▸ **WRITTEN PROBLEM**: Below are the records; copy each line in them that holds the word "this".

Entries with figure data:
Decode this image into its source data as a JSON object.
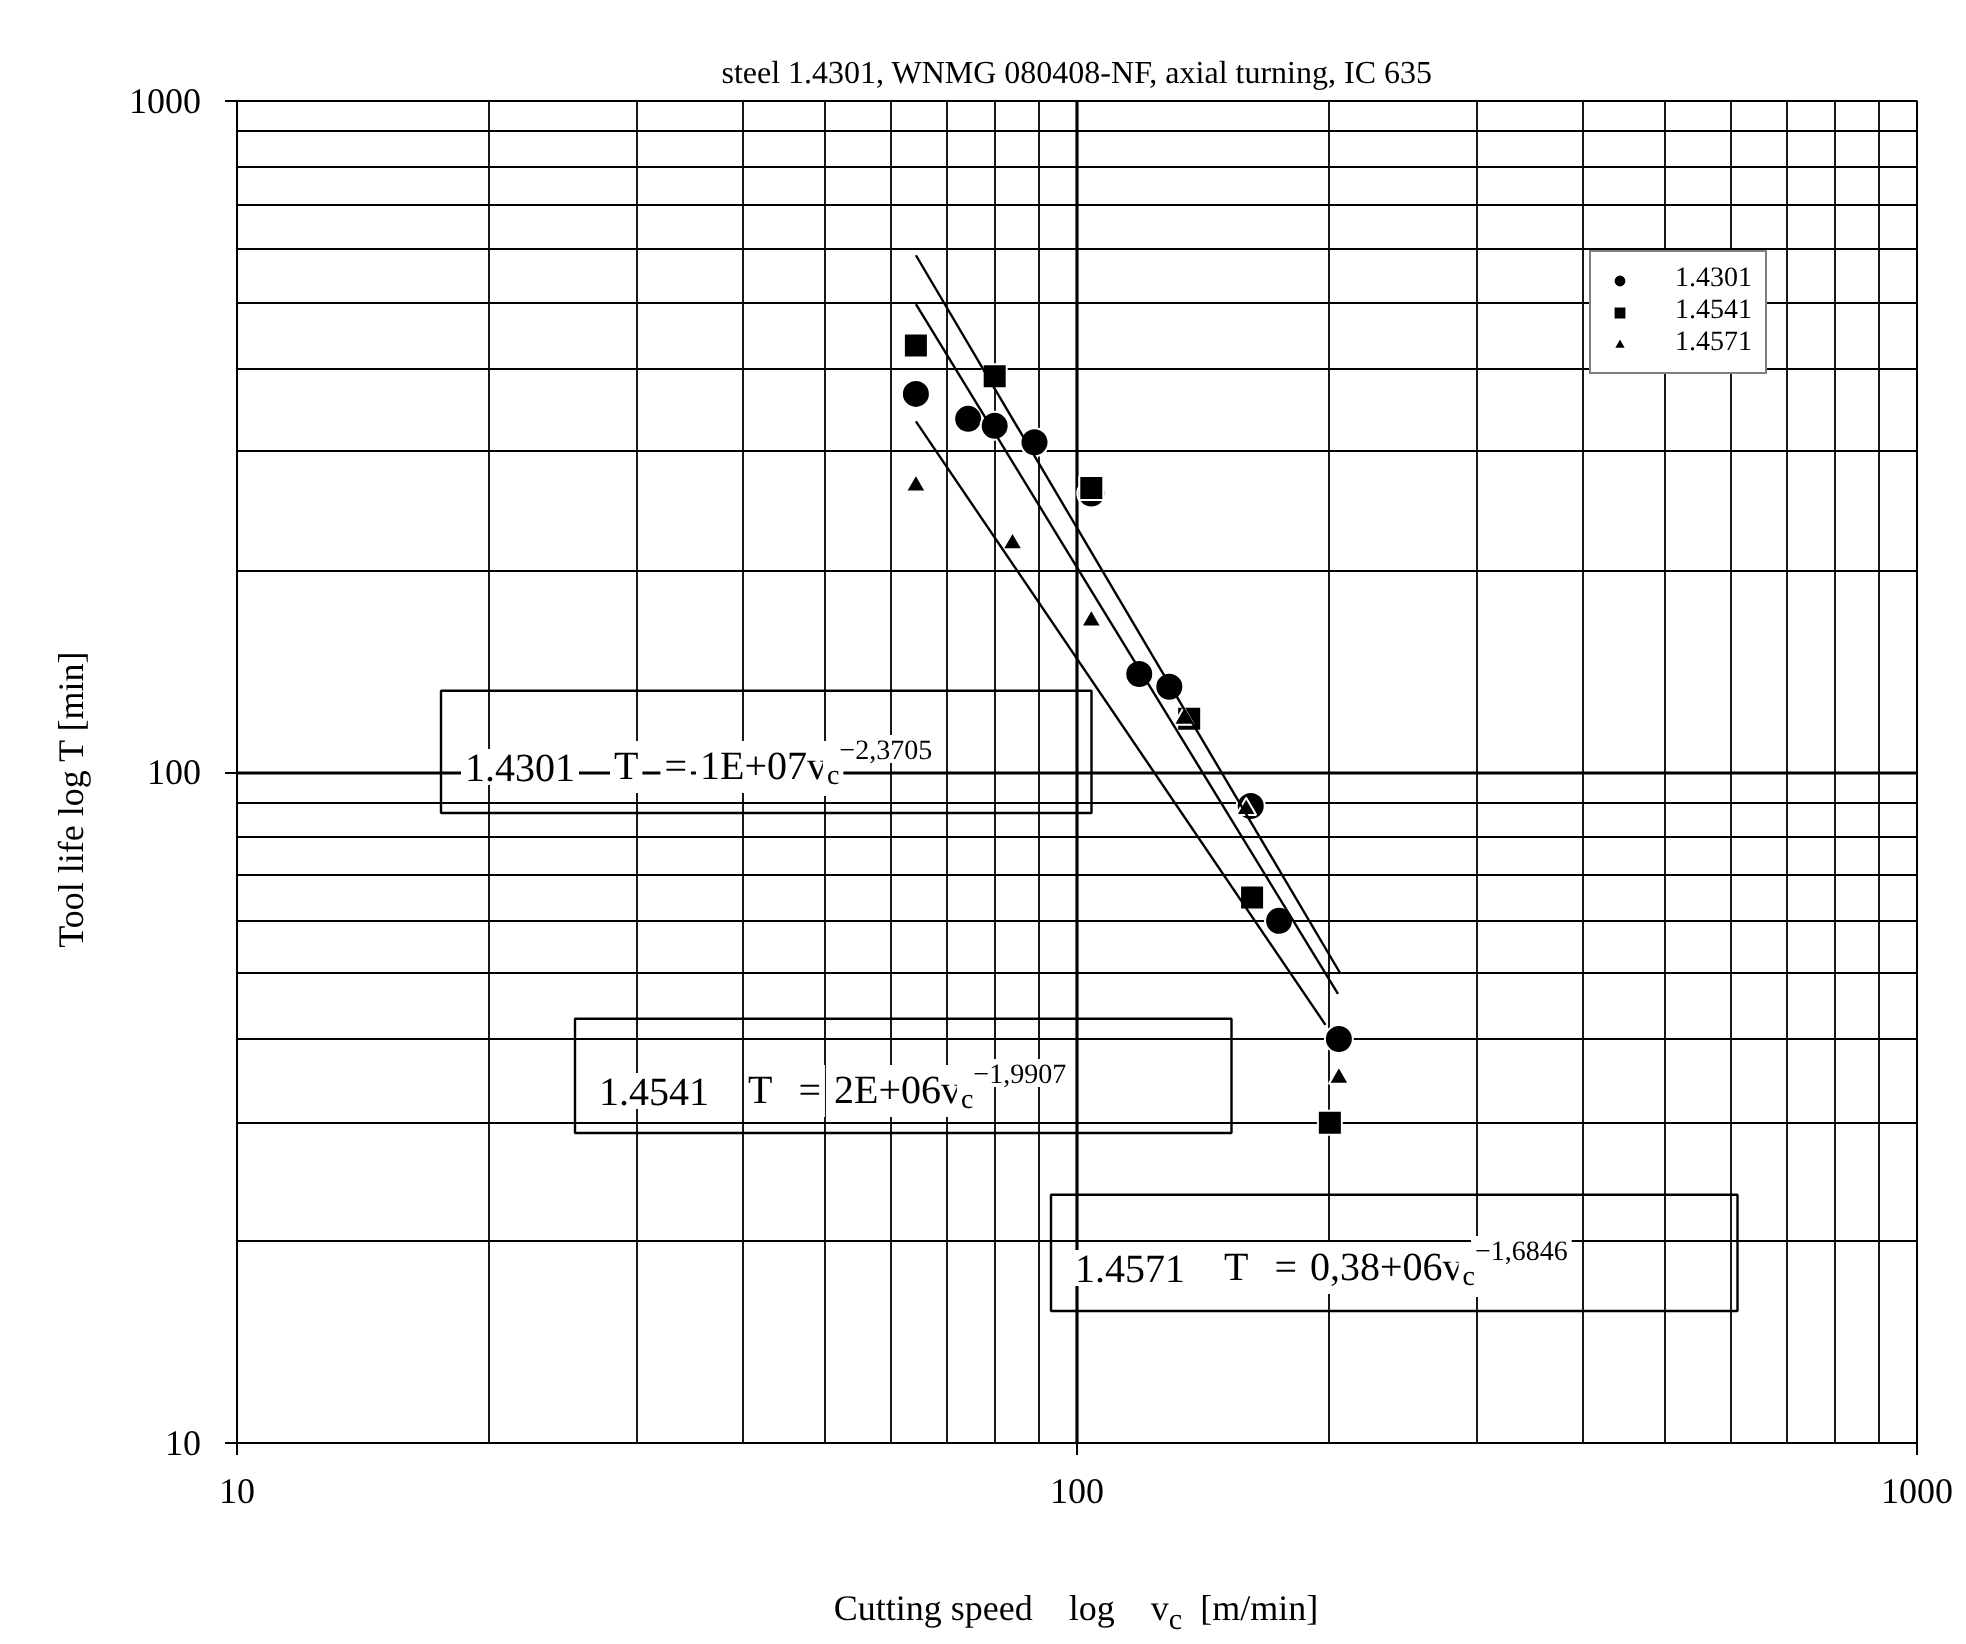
{
  "chart_data": {
    "type": "scatter",
    "title": "steel 1.4301, WNMG 080408-NF, axial turning, IC 635",
    "xlabel": "Cutting speed    log    v$_{c}$  [m/min]",
    "ylabel": "Tool life    log   T  [min]",
    "log": "xy",
    "grid": true,
    "legend": "top right",
    "xlim": [
      10,
      1000
    ],
    "ylim": [
      10,
      1000
    ],
    "xticks": [
      10,
      100,
      1000
    ],
    "yticks": [
      10,
      100,
      1000
    ],
    "series": [
      {
        "name": "1.4301",
        "marker": "circle",
        "color": "#000000",
        "x": [
          64.3,
          74.2,
          79.8,
          89.0,
          104,
          118.6,
          128.8,
          161,
          174,
          205
        ],
        "values": [
          366,
          336,
          328,
          310,
          260,
          140,
          134,
          89,
          60,
          40
        ]
      },
      {
        "name": "1.4541",
        "marker": "square",
        "color": "#000000",
        "x": [
          64.3,
          79.8,
          104,
          136,
          161.6,
          200
        ],
        "values": [
          432,
          389,
          265,
          120,
          65,
          30
        ]
      },
      {
        "name": "1.4571",
        "marker": "triangle",
        "color": "#000000",
        "x": [
          64.3,
          83.8,
          104,
          134,
          159,
          205
        ],
        "values": [
          267,
          219,
          168,
          120,
          88,
          35
        ]
      },
      {
        "type": "line",
        "color": "#000000",
        "x": [
          64.3,
          206
        ],
        "values": [
          589,
          50
        ]
      },
      {
        "type": "line",
        "color": "#000000",
        "x": [
          64.3,
          204.5
        ],
        "values": [
          498,
          46.7
        ]
      },
      {
        "type": "line",
        "color": "#000000",
        "x": [
          64.3,
          197.6
        ],
        "values": [
          333,
          42
        ]
      }
    ],
    "annotations": [
      "1.4301   T  = 1E+07v$_{c}$$^{−2,3705}$",
      "1.4541   T  = 2E+06v$_{c}$$^{−1,9907}$",
      "1.4571   T  = 0,38+06v$_{c}$$^{−1,6846}$"
    ]
  }
}
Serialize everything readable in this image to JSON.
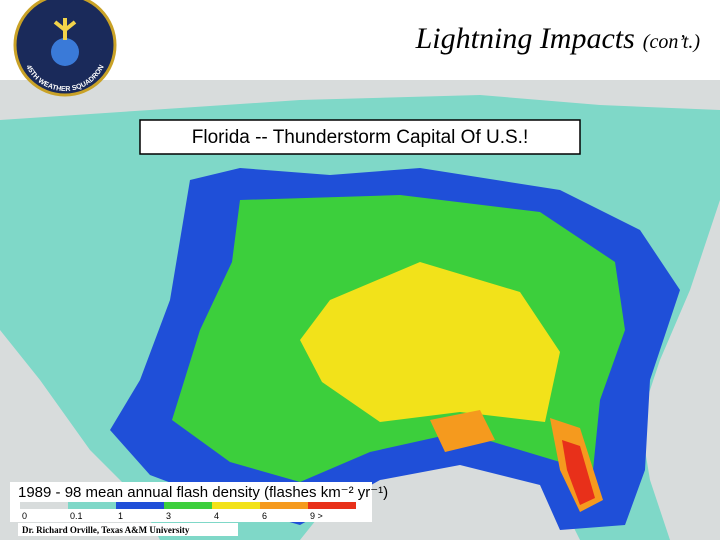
{
  "header": {
    "title": "Lightning Impacts",
    "title_suffix": "(con’t.)"
  },
  "logo": {
    "text": "45TH WEATHER SQUADRON"
  },
  "map": {
    "caption": "Florida -- Thunderstorm Capital Of U.S.!"
  },
  "legend": {
    "title": "1989 - 98 mean annual flash density (flashes km⁻² yr⁻¹)",
    "items": [
      {
        "label": "0",
        "color": "#d8dcdc"
      },
      {
        "label": "0.1",
        "color": "#7fd8c8"
      },
      {
        "label": "1",
        "color": "#1f4fd8"
      },
      {
        "label": "3",
        "color": "#3ccf3c"
      },
      {
        "label": "4",
        "color": "#f2e21a"
      },
      {
        "label": "6",
        "color": "#f59a1e"
      },
      {
        "label": "9 >",
        "color": "#e8301a"
      }
    ]
  },
  "credit": "Dr. Richard Orville, Texas A&M University"
}
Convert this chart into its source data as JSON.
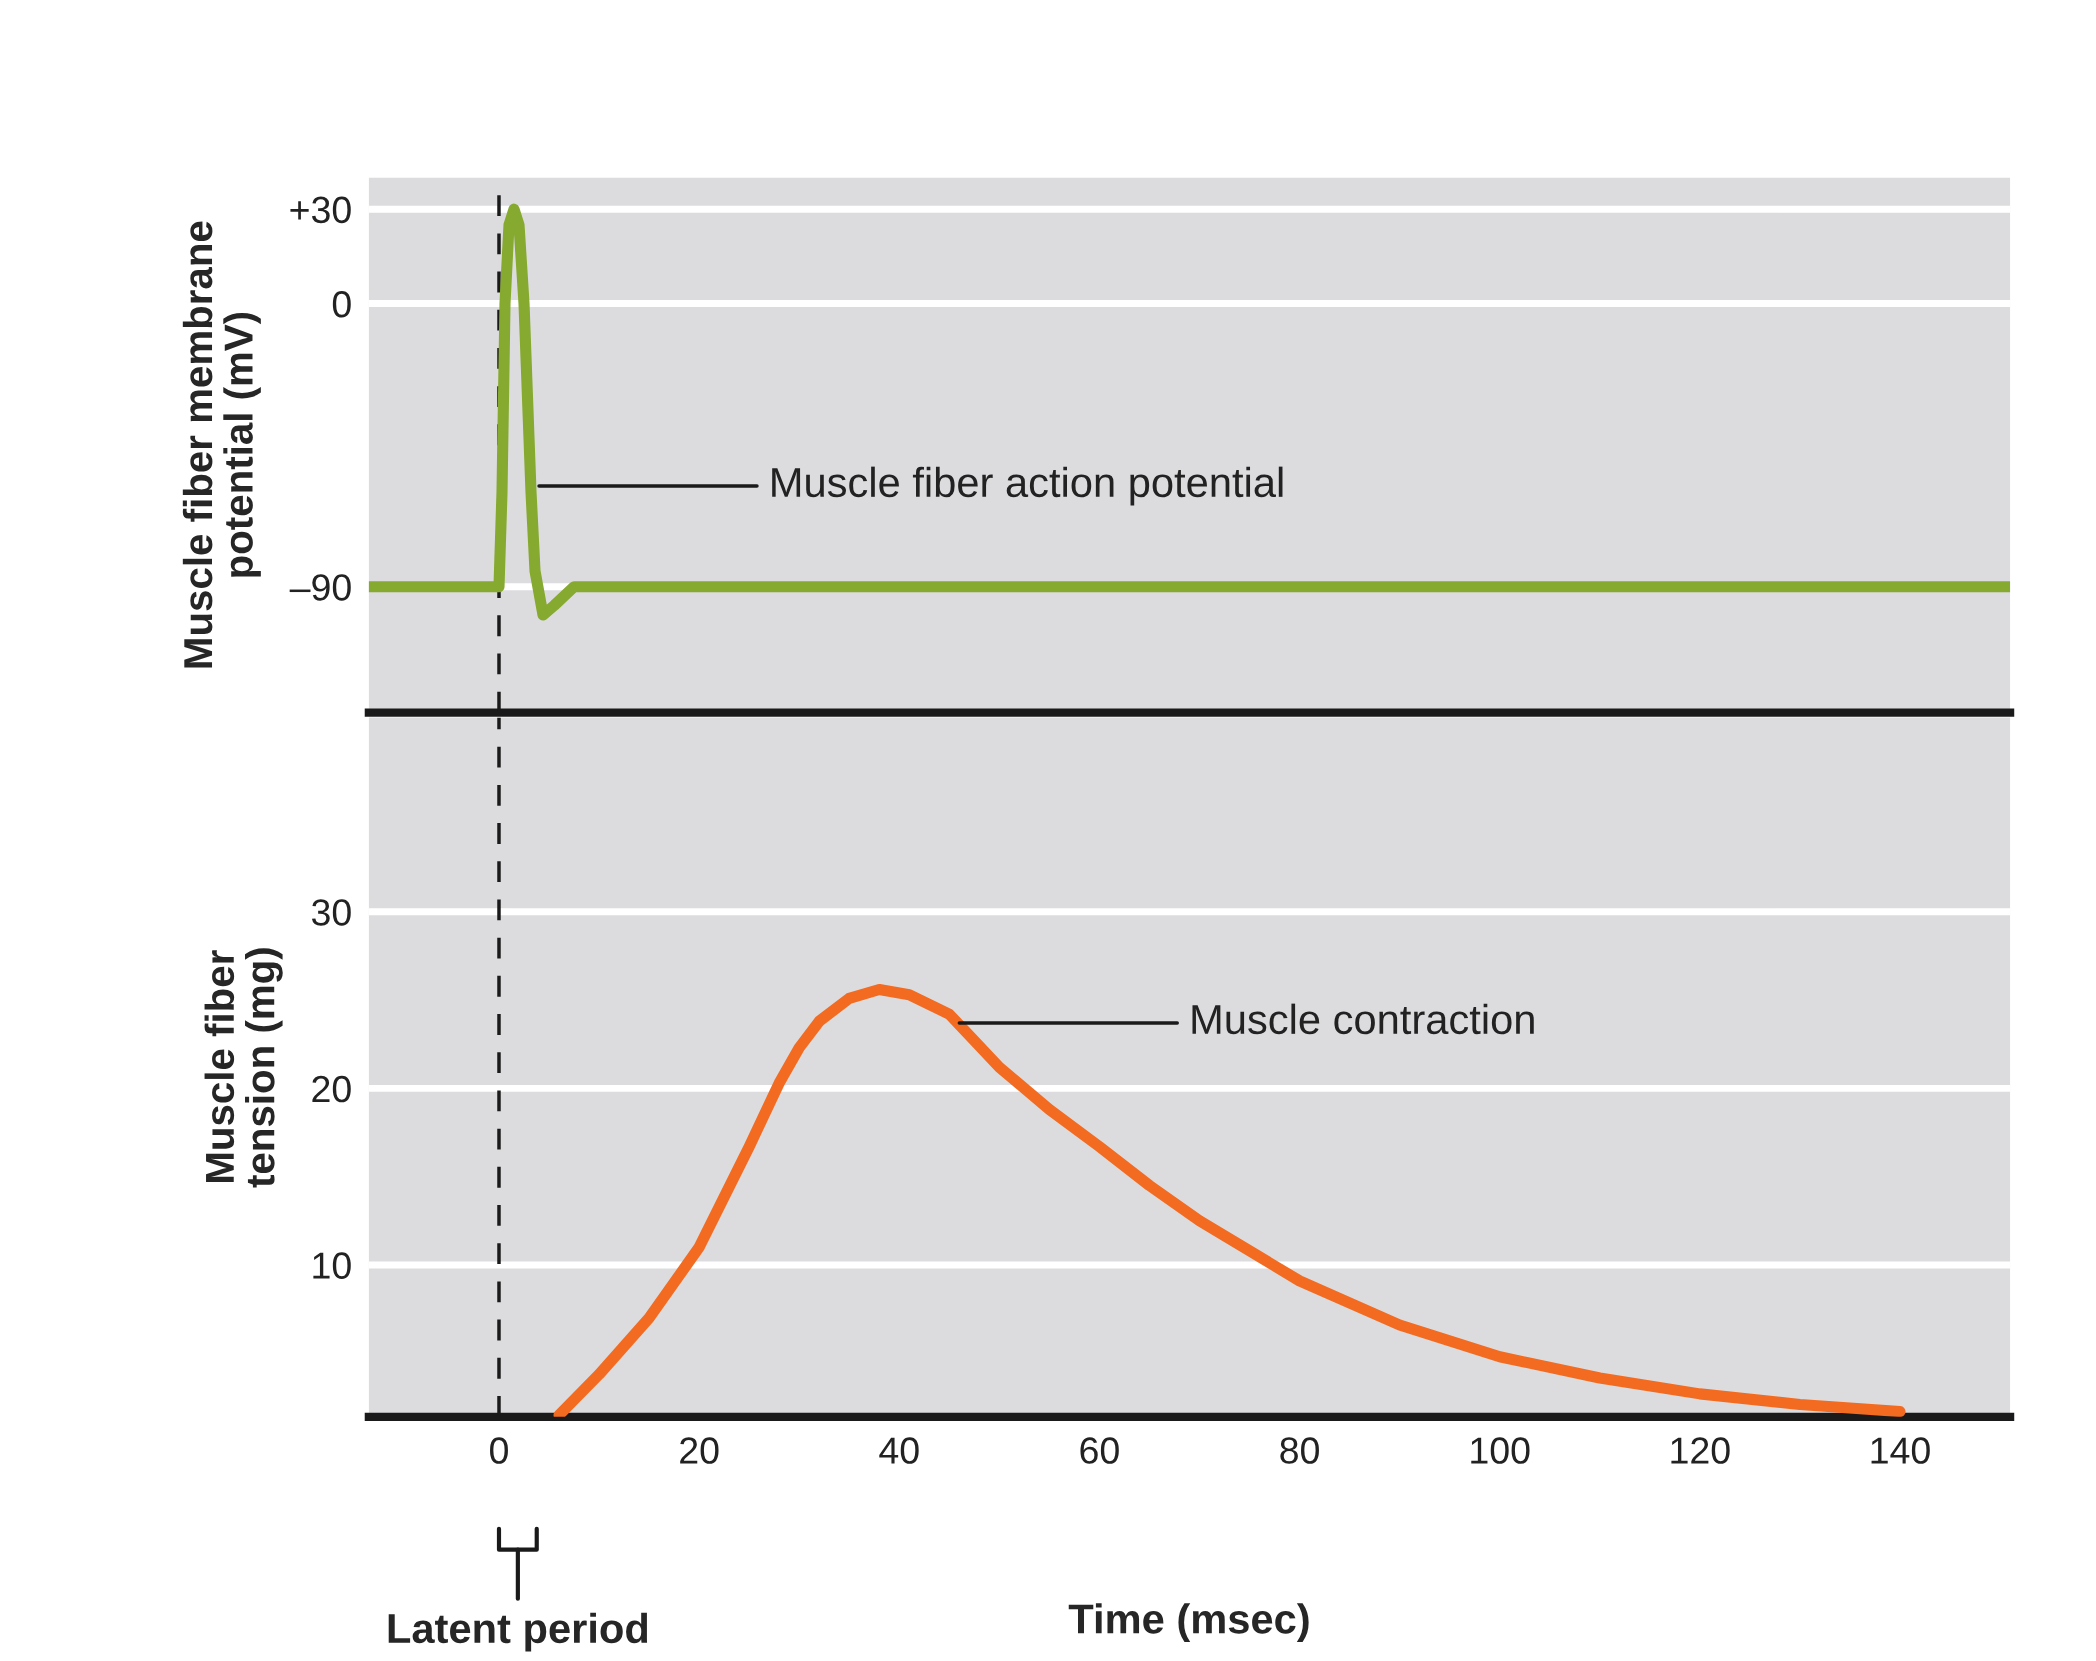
{
  "chart_data": [
    {
      "type": "line",
      "ylabel": "Muscle fiber membrane\npotential (mV)",
      "xlim": [
        -13,
        151
      ],
      "ylim": [
        -130,
        40
      ],
      "yticks": [
        {
          "value": 30,
          "label": "+30"
        },
        0,
        {
          "value": -90,
          "label": "–90"
        }
      ],
      "tick_labels": "y",
      "grid": "y",
      "series": [
        {
          "color": "#86a92f",
          "x": [
            -13,
            0,
            0.3,
            0.6,
            1.0,
            1.5,
            2.0,
            2.5,
            3.2,
            3.6,
            4.4,
            5.5,
            7.5,
            151
          ],
          "values": [
            -90,
            -90,
            -60,
            0,
            25,
            30,
            25,
            0,
            -60,
            -85,
            -99,
            -96,
            -90,
            -90
          ]
        }
      ],
      "ref_lines": [
        {
          "axis": "x",
          "value": 0,
          "line_style": "dashed",
          "color": "#1a1a1a"
        }
      ],
      "annotations": [
        {
          "text": "Muscle fiber action potential",
          "x": 4,
          "y": -58
        }
      ]
    },
    {
      "type": "line",
      "ylabel": "Muscle fiber\ntension (mg)",
      "xlabel": "Time (msec)",
      "xlim": [
        -13,
        151
      ],
      "ylim": [
        1.4,
        41
      ],
      "xticks": [
        0,
        20,
        40,
        60,
        80,
        100,
        120,
        140
      ],
      "yticks": [
        10,
        20,
        30
      ],
      "grid": "y",
      "series": [
        {
          "color": "#f26b21",
          "x": [
            6,
            10,
            15,
            20,
            25,
            28,
            30,
            32,
            35,
            38,
            41,
            45,
            50,
            55,
            60,
            65,
            70,
            80,
            90,
            100,
            110,
            120,
            130,
            140
          ],
          "values": [
            1.5,
            3.8,
            7.0,
            11,
            16.7,
            20.3,
            22.3,
            23.8,
            25.1,
            25.6,
            25.3,
            24.2,
            21.2,
            18.8,
            16.7,
            14.5,
            12.5,
            9.1,
            6.6,
            4.8,
            3.6,
            2.7,
            2.1,
            1.7
          ]
        }
      ],
      "ref_lines": [
        {
          "axis": "x",
          "value": 0,
          "line_style": "dashed",
          "color": "#1a1a1a"
        }
      ],
      "annotations": [
        {
          "text": "Muscle contraction",
          "x": 46,
          "y": 23.7
        },
        "Latent period"
      ]
    }
  ]
}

▸ **TASK RESULT**:
Decode this image into its source data as a JSON object.
Serialize everything readable in this image to JSON.
Convert this chart into its source data as JSON.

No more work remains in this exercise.